**EXERCISE AIM:** Reproduce each row below verbatim, leaving out the pictures.

**INFORMATION GIVEN:**

========================================

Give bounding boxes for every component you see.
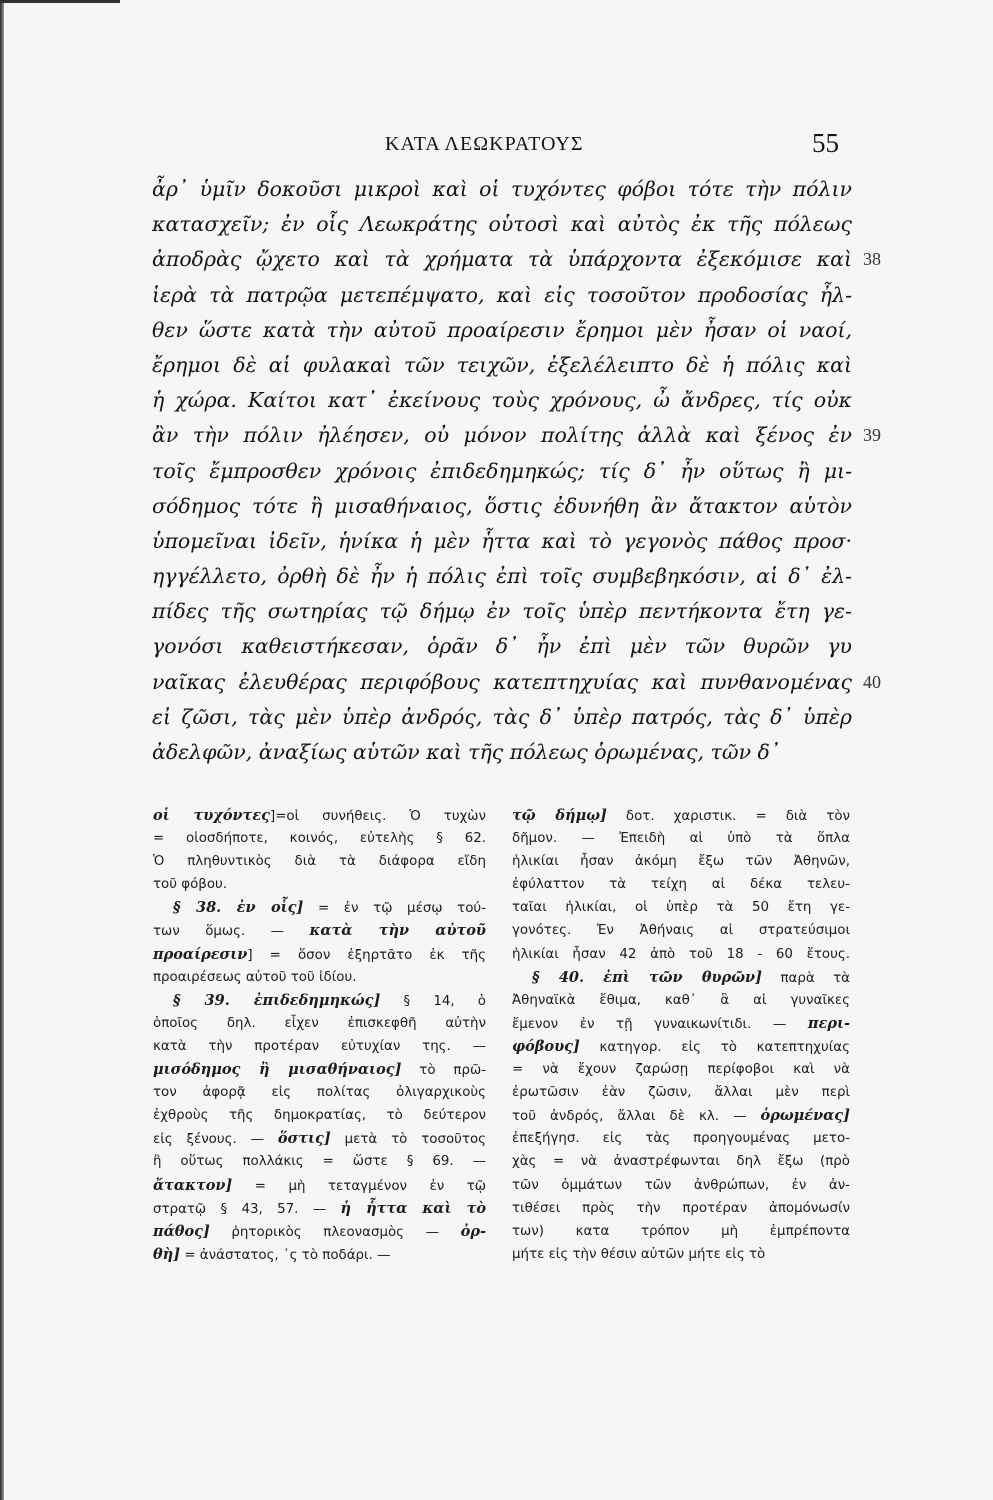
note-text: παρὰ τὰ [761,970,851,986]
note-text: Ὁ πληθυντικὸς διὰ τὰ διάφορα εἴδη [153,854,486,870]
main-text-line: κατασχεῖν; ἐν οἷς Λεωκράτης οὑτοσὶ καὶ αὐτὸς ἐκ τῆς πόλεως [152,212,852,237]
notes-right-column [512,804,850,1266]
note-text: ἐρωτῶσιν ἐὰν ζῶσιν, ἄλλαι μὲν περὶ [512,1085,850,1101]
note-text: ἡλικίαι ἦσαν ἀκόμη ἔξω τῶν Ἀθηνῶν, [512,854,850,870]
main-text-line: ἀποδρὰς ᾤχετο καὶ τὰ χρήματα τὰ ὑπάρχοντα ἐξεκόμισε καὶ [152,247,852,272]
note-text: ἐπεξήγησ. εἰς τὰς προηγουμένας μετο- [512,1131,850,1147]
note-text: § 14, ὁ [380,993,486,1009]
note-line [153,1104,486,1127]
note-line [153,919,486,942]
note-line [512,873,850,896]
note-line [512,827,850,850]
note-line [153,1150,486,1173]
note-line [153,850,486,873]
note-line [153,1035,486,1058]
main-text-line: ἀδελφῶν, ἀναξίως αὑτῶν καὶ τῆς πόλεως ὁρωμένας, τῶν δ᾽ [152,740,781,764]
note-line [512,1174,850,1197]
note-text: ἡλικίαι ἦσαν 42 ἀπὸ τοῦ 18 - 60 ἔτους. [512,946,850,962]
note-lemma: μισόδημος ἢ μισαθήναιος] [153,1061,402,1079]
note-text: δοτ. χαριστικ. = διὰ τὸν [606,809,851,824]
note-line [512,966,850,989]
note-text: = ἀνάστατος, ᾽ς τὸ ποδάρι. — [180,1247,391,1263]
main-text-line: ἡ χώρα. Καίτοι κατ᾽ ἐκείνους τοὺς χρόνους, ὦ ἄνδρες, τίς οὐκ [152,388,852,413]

========================================

**THE OUTPUT:**
Give bounding boxes for every component you see.
note-text: παρὰ τὰ [761,970,851,986]
note-text: Ὁ πληθυντικὸς διὰ τὰ διάφορα εἴδη [153,854,486,870]
main-text-line: κατασχεῖν; ἐν οἷς Λεωκράτης οὑτοσὶ καὶ αὐτὸς ἐκ τῆς πόλεως [152,212,852,237]
notes-right-column [512,804,850,1266]
note-text: ἐρωτῶσιν ἐὰν ζῶσιν, ἄλλαι μὲν περὶ [512,1085,850,1101]
note-text: ἡλικίαι ἦσαν ἀκόμη ἔξω τῶν Ἀθηνῶν, [512,854,850,870]
main-text-line: ἀποδρὰς ᾤχετο καὶ τὰ χρήματα τὰ ὑπάρχοντα ἐξεκόμισε καὶ [152,247,852,272]
note-text: ἐπεξήγησ. εἰς τὰς προηγουμένας μετο- [512,1131,850,1147]
note-text: § 14, ὁ [380,993,486,1009]
note-line [153,1104,486,1127]
note-line [153,919,486,942]
note-line [512,873,850,896]
note-line [512,827,850,850]
note-line [153,1150,486,1173]
note-line [153,850,486,873]
note-line [153,1035,486,1058]
main-text-line: ἀδελφῶν, ἀναξίως αὑτῶν καὶ τῆς πόλεως ὁρωμένας, τῶν δ᾽ [152,740,781,764]
note-line [512,1174,850,1197]
note-text: ἡλικίαι ἦσαν 42 ἀπὸ τοῦ 18 - 60 ἔτους. [512,946,850,962]
note-lemma: μισόδημος ἢ μισαθήναιος] [153,1061,402,1079]
note-text: δοτ. χαριστικ. = διὰ τὸν [606,809,851,824]
note-line [512,966,850,989]
note-text: = ἀνάστατος, ᾽ς τὸ ποδάρι. — [180,1247,391,1263]
main-text-line: ἡ χώρα. Καίτοι κατ᾽ ἐκείνους τοὺς χρόνους, ὦ ἄνδρες, τίς οὐκ [152,388,852,413]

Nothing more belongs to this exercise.